━━━━━ Task data

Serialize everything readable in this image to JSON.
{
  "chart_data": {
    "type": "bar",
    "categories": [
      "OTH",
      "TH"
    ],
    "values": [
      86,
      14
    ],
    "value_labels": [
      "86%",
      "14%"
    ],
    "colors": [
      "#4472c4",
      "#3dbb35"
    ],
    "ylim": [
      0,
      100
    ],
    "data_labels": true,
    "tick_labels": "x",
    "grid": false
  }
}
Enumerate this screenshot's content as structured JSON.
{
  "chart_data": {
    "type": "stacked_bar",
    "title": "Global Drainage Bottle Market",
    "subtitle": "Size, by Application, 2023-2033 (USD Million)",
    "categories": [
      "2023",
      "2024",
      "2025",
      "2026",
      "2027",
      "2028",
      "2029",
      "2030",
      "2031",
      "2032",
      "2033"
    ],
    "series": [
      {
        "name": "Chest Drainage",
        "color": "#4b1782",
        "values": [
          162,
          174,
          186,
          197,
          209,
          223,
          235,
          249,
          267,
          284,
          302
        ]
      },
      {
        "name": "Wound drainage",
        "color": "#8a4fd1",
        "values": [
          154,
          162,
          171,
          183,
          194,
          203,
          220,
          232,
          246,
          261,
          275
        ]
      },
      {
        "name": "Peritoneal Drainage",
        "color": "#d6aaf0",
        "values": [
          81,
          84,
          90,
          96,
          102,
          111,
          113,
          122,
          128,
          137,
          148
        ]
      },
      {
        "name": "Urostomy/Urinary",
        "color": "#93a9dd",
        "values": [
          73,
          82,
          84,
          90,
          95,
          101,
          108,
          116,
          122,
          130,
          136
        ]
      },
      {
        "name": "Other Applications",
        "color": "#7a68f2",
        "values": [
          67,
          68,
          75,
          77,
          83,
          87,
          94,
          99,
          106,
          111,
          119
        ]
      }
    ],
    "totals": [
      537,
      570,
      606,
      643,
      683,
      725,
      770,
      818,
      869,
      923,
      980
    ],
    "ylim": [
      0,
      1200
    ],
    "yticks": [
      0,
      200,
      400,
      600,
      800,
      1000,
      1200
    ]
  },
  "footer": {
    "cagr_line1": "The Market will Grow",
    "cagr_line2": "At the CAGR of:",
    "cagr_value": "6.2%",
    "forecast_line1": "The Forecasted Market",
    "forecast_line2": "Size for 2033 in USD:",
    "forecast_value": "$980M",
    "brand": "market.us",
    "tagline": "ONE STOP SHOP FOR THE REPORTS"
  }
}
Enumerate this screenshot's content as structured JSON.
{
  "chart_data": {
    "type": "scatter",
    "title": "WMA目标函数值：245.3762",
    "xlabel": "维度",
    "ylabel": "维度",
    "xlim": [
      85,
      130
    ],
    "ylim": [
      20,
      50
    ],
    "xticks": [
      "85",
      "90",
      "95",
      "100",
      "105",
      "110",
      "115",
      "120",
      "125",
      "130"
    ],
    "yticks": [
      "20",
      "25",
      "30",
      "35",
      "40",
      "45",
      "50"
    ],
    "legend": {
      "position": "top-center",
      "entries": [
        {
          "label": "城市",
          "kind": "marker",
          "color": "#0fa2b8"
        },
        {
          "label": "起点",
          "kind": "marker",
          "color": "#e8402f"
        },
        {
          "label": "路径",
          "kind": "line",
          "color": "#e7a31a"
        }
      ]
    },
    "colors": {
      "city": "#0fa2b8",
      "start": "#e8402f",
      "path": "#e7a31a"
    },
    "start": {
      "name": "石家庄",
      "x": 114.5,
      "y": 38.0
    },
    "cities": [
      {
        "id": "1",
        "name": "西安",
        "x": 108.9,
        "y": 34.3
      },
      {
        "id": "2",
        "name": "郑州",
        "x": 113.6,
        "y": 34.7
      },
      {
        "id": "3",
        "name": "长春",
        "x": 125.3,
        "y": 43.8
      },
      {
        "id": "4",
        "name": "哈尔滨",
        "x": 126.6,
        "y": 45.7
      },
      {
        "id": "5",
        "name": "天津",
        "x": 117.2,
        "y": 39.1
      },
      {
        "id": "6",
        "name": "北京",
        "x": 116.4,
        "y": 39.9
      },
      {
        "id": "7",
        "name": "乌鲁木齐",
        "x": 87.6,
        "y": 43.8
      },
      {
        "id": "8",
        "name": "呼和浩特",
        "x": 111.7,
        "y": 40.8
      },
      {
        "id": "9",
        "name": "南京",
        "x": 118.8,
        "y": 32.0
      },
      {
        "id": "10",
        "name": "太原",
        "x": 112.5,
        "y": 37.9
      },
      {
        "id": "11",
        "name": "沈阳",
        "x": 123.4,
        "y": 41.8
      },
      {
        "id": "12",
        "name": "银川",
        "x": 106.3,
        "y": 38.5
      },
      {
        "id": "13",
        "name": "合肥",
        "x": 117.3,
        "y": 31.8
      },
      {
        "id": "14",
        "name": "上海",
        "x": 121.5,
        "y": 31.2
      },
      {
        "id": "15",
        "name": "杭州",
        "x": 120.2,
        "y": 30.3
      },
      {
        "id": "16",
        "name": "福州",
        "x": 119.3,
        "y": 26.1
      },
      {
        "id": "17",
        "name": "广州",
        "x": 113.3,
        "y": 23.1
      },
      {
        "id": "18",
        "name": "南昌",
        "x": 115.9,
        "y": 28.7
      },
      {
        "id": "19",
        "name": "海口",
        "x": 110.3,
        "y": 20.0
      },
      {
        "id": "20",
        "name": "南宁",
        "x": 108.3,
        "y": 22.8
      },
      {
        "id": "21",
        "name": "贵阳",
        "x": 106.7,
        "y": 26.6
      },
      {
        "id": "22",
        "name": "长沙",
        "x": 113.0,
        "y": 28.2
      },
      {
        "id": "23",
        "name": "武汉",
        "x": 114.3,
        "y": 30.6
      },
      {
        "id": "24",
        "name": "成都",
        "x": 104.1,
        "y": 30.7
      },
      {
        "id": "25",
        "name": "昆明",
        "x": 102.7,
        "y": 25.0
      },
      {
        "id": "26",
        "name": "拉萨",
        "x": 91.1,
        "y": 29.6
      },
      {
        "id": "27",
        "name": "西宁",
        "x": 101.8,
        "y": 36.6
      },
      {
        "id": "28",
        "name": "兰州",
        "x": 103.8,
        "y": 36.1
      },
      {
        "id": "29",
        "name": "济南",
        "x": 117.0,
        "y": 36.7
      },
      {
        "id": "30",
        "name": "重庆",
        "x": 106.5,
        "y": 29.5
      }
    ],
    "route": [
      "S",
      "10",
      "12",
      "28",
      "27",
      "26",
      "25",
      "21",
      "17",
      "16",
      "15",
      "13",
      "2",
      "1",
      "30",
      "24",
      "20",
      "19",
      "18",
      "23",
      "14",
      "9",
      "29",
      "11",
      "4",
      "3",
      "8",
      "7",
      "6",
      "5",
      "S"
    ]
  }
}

━━━━━━━━━━

**Exercise prompt**
Reproduce the listing in full. Keep it exactly as written.

**Reply to the exercise**
Serialize everything readable in this image to JSON.
{
  "chart_data": {
    "type": "bar",
    "categories": [
      "OTH",
      "TH"
    ],
    "values": [
      86,
      14
    ],
    "value_labels": [
      "86%",
      "14%"
    ],
    "colors": [
      "#4472c4",
      "#3dbb35"
    ],
    "ylim": [
      0,
      100
    ],
    "data_labels": true,
    "tick_labels": "x",
    "grid": false
  }
}
Enumerate this screenshot's content as structured JSON.
{
  "chart_data": {
    "type": "stacked_bar",
    "title": "Global Drainage Bottle Market",
    "subtitle": "Size, by Application, 2023-2033 (USD Million)",
    "categories": [
      "2023",
      "2024",
      "2025",
      "2026",
      "2027",
      "2028",
      "2029",
      "2030",
      "2031",
      "2032",
      "2033"
    ],
    "series": [
      {
        "name": "Chest Drainage",
        "color": "#4b1782",
        "values": [
          162,
          174,
          186,
          197,
          209,
          223,
          235,
          249,
          267,
          284,
          302
        ]
      },
      {
        "name": "Wound drainage",
        "color": "#8a4fd1",
        "values": [
          154,
          162,
          171,
          183,
          194,
          203,
          220,
          232,
          246,
          261,
          275
        ]
      },
      {
        "name": "Peritoneal Drainage",
        "color": "#d6aaf0",
        "values": [
          81,
          84,
          90,
          96,
          102,
          111,
          113,
          122,
          128,
          137,
          148
        ]
      },
      {
        "name": "Urostomy/Urinary",
        "color": "#93a9dd",
        "values": [
          73,
          82,
          84,
          90,
          95,
          101,
          108,
          116,
          122,
          130,
          136
        ]
      },
      {
        "name": "Other Applications",
        "color": "#7a68f2",
        "values": [
          67,
          68,
          75,
          77,
          83,
          87,
          94,
          99,
          106,
          111,
          119
        ]
      }
    ],
    "totals": [
      537,
      570,
      606,
      643,
      683,
      725,
      770,
      818,
      869,
      923,
      980
    ],
    "ylim": [
      0,
      1200
    ],
    "yticks": [
      0,
      200,
      400,
      600,
      800,
      1000,
      1200
    ]
  },
  "footer": {
    "cagr_line1": "The Market will Grow",
    "cagr_line2": "At the CAGR of:",
    "cagr_value": "6.2%",
    "forecast_line1": "The Forecasted Market",
    "forecast_line2": "Size for 2033 in USD:",
    "forecast_value": "$980M",
    "brand": "market.us",
    "tagline": "ONE STOP SHOP FOR THE REPORTS"
  }
}
Enumerate this screenshot's content as structured JSON.
{
  "chart_data": {
    "type": "scatter",
    "title": "WMA目标函数值：245.3762",
    "xlabel": "维度",
    "ylabel": "维度",
    "xlim": [
      85,
      130
    ],
    "ylim": [
      20,
      50
    ],
    "xticks": [
      "85",
      "90",
      "95",
      "100",
      "105",
      "110",
      "115",
      "120",
      "125",
      "130"
    ],
    "yticks": [
      "20",
      "25",
      "30",
      "35",
      "40",
      "45",
      "50"
    ],
    "legend": {
      "position": "top-center",
      "entries": [
        {
          "label": "城市",
          "kind": "marker",
          "color": "#0fa2b8"
        },
        {
          "label": "起点",
          "kind": "marker",
          "color": "#e8402f"
        },
        {
          "label": "路径",
          "kind": "line",
          "color": "#e7a31a"
        }
      ]
    },
    "colors": {
      "city": "#0fa2b8",
      "start": "#e8402f",
      "path": "#e7a31a"
    },
    "start": {
      "name": "石家庄",
      "x": 114.5,
      "y": 38.0
    },
    "cities": [
      {
        "id": "1",
        "name": "西安",
        "x": 108.9,
        "y": 34.3
      },
      {
        "id": "2",
        "name": "郑州",
        "x": 113.6,
        "y": 34.7
      },
      {
        "id": "3",
        "name": "长春",
        "x": 125.3,
        "y": 43.8
      },
      {
        "id": "4",
        "name": "哈尔滨",
        "x": 126.6,
        "y": 45.7
      },
      {
        "id": "5",
        "name": "天津",
        "x": 117.2,
        "y": 39.1
      },
      {
        "id": "6",
        "name": "北京",
        "x": 116.4,
        "y": 39.9
      },
      {
        "id": "7",
        "name": "乌鲁木齐",
        "x": 87.6,
        "y": 43.8
      },
      {
        "id": "8",
        "name": "呼和浩特",
        "x": 111.7,
        "y": 40.8
      },
      {
        "id": "9",
        "name": "南京",
        "x": 118.8,
        "y": 32.0
      },
      {
        "id": "10",
        "name": "太原",
        "x": 112.5,
        "y": 37.9
      },
      {
        "id": "11",
        "name": "沈阳",
        "x": 123.4,
        "y": 41.8
      },
      {
        "id": "12",
        "name": "银川",
        "x": 106.3,
        "y": 38.5
      },
      {
        "id": "13",
        "name": "合肥",
        "x": 117.3,
        "y": 31.8
      },
      {
        "id": "14",
        "name": "上海",
        "x": 121.5,
        "y": 31.2
      },
      {
        "id": "15",
        "name": "杭州",
        "x": 120.2,
        "y": 30.3
      },
      {
        "id": "16",
        "name": "福州",
        "x": 119.3,
        "y": 26.1
      },
      {
        "id": "17",
        "name": "广州",
        "x": 113.3,
        "y": 23.1
      },
      {
        "id": "18",
        "name": "南昌",
        "x": 115.9,
        "y": 28.7
      },
      {
        "id": "19",
        "name": "海口",
        "x": 110.3,
        "y": 20.0
      },
      {
        "id": "20",
        "name": "南宁",
        "x": 108.3,
        "y": 22.8
      },
      {
        "id": "21",
        "name": "贵阳",
        "x": 106.7,
        "y": 26.6
      },
      {
        "id": "22",
        "name": "长沙",
        "x": 113.0,
        "y": 28.2
      },
      {
        "id": "23",
        "name": "武汉",
        "x": 114.3,
        "y": 30.6
      },
      {
        "id": "24",
        "name": "成都",
        "x": 104.1,
        "y": 30.7
      },
      {
        "id": "25",
        "name": "昆明",
        "x": 102.7,
        "y": 25.0
      },
      {
        "id": "26",
        "name": "拉萨",
        "x": 91.1,
        "y": 29.6
      },
      {
        "id": "27",
        "name": "西宁",
        "x": 101.8,
        "y": 36.6
      },
      {
        "id": "28",
        "name": "兰州",
        "x": 103.8,
        "y": 36.1
      },
      {
        "id": "29",
        "name": "济南",
        "x": 117.0,
        "y": 36.7
      },
      {
        "id": "30",
        "name": "重庆",
        "x": 106.5,
        "y": 29.5
      }
    ],
    "route": [
      "S",
      "10",
      "12",
      "28",
      "27",
      "26",
      "25",
      "21",
      "17",
      "16",
      "15",
      "13",
      "2",
      "1",
      "30",
      "24",
      "20",
      "19",
      "18",
      "23",
      "14",
      "9",
      "29",
      "11",
      "4",
      "3",
      "8",
      "7",
      "6",
      "5",
      "S"
    ]
  }
}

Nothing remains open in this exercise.